What is needed:
Output the lines of the records from the start through the line containing "bar-segment <box>1035 804 1078 811</box>", both ends included, reproducing each one verbatim.

Collected data entries
================================

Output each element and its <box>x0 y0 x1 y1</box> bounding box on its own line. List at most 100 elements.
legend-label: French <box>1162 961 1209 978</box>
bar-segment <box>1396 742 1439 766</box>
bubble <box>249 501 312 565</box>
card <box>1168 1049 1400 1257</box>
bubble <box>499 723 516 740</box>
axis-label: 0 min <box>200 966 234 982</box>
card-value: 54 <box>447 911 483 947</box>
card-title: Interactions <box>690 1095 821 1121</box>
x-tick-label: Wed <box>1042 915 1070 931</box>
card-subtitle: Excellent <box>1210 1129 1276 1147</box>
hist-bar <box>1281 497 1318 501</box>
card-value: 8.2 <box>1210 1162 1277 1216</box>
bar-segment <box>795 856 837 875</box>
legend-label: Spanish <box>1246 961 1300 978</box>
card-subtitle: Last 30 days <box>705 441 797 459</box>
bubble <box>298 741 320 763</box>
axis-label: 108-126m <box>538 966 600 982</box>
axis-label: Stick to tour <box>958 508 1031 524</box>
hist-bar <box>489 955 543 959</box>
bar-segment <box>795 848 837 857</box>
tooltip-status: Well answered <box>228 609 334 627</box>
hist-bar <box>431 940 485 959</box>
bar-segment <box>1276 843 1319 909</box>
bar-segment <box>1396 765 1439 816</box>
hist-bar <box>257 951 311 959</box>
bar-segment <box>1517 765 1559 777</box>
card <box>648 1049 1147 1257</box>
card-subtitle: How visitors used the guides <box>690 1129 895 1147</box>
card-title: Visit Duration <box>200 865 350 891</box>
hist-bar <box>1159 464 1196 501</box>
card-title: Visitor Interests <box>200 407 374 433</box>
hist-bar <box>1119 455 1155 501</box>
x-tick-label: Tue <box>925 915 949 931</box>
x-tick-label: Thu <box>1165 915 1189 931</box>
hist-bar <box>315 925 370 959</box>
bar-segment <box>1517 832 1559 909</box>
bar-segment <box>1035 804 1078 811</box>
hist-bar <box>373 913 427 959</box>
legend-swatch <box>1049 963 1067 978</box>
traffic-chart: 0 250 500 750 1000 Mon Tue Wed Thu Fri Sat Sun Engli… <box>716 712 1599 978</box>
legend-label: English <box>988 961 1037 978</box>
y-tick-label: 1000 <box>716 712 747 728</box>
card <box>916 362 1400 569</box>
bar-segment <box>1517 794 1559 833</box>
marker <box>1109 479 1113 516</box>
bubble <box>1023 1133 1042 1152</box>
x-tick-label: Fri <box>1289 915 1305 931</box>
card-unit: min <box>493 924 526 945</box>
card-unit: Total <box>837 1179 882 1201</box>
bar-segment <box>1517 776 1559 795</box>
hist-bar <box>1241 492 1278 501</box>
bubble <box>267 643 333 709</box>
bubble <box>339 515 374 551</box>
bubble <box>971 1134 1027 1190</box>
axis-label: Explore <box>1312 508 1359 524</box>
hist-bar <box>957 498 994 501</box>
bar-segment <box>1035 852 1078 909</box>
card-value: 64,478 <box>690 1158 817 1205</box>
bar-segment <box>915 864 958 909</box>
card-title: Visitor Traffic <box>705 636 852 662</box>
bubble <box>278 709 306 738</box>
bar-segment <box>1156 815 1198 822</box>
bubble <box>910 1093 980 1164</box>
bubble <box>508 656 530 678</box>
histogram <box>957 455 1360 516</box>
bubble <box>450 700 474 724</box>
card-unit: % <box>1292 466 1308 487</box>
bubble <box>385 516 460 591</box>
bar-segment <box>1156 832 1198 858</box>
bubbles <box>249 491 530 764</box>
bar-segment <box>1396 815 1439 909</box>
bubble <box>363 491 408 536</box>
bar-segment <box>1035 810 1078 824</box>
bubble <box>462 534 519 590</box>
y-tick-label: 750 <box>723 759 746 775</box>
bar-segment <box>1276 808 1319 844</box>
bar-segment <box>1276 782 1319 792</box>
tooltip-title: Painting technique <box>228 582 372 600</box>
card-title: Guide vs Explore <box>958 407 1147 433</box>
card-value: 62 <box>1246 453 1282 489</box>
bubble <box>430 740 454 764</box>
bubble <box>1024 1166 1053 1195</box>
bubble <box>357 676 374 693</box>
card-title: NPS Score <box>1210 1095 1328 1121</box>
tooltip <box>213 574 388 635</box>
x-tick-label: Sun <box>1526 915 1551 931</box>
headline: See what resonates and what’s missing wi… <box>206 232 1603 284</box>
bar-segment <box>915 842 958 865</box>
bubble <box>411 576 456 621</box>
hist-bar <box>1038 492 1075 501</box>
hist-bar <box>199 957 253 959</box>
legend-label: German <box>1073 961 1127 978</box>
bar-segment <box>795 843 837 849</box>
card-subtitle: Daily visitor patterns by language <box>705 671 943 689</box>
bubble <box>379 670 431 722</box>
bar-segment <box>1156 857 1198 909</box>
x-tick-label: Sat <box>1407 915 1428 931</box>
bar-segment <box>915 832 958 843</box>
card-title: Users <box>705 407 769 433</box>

================================

Solution to this exercise:
Output each element and its <box>x0 y0 x1 y1</box> bounding box on its own line. List at most 100 elements.
legend-label: French <box>1162 961 1209 978</box>
bar-segment <box>1396 742 1439 766</box>
bubble <box>249 501 312 565</box>
card <box>1168 1049 1400 1257</box>
bubble <box>499 723 516 740</box>
axis-label: 0 min <box>200 966 234 982</box>
card-value: 54 <box>447 911 483 947</box>
card-title: Interactions <box>690 1095 821 1121</box>
x-tick-label: Wed <box>1042 915 1070 931</box>
card-subtitle: Excellent <box>1210 1129 1276 1147</box>
hist-bar <box>1281 497 1318 501</box>
card-value: 8.2 <box>1210 1162 1277 1216</box>
bar-segment <box>795 856 837 875</box>
legend-label: Spanish <box>1246 961 1300 978</box>
card-subtitle: Last 30 days <box>705 441 797 459</box>
bubble <box>298 741 320 763</box>
axis-label: 108-126m <box>538 966 600 982</box>
axis-label: Stick to tour <box>958 508 1031 524</box>
hist-bar <box>489 955 543 959</box>
bar-segment <box>795 848 837 857</box>
tooltip-status: Well answered <box>228 609 334 627</box>
hist-bar <box>431 940 485 959</box>
bar-segment <box>1276 843 1319 909</box>
bar-segment <box>1396 765 1439 816</box>
hist-bar <box>257 951 311 959</box>
bar-segment <box>1517 765 1559 777</box>
card <box>648 1049 1147 1257</box>
card-subtitle: How visitors used the guides <box>690 1129 895 1147</box>
card-title: Visit Duration <box>200 865 350 891</box>
hist-bar <box>1159 464 1196 501</box>
card-title: Visitor Interests <box>200 407 374 433</box>
hist-bar <box>1119 455 1155 501</box>
x-tick-label: Tue <box>925 915 949 931</box>
x-tick-label: Thu <box>1165 915 1189 931</box>
hist-bar <box>315 925 370 959</box>
bar-segment <box>1517 832 1559 909</box>
bar-segment <box>1035 804 1078 811</box>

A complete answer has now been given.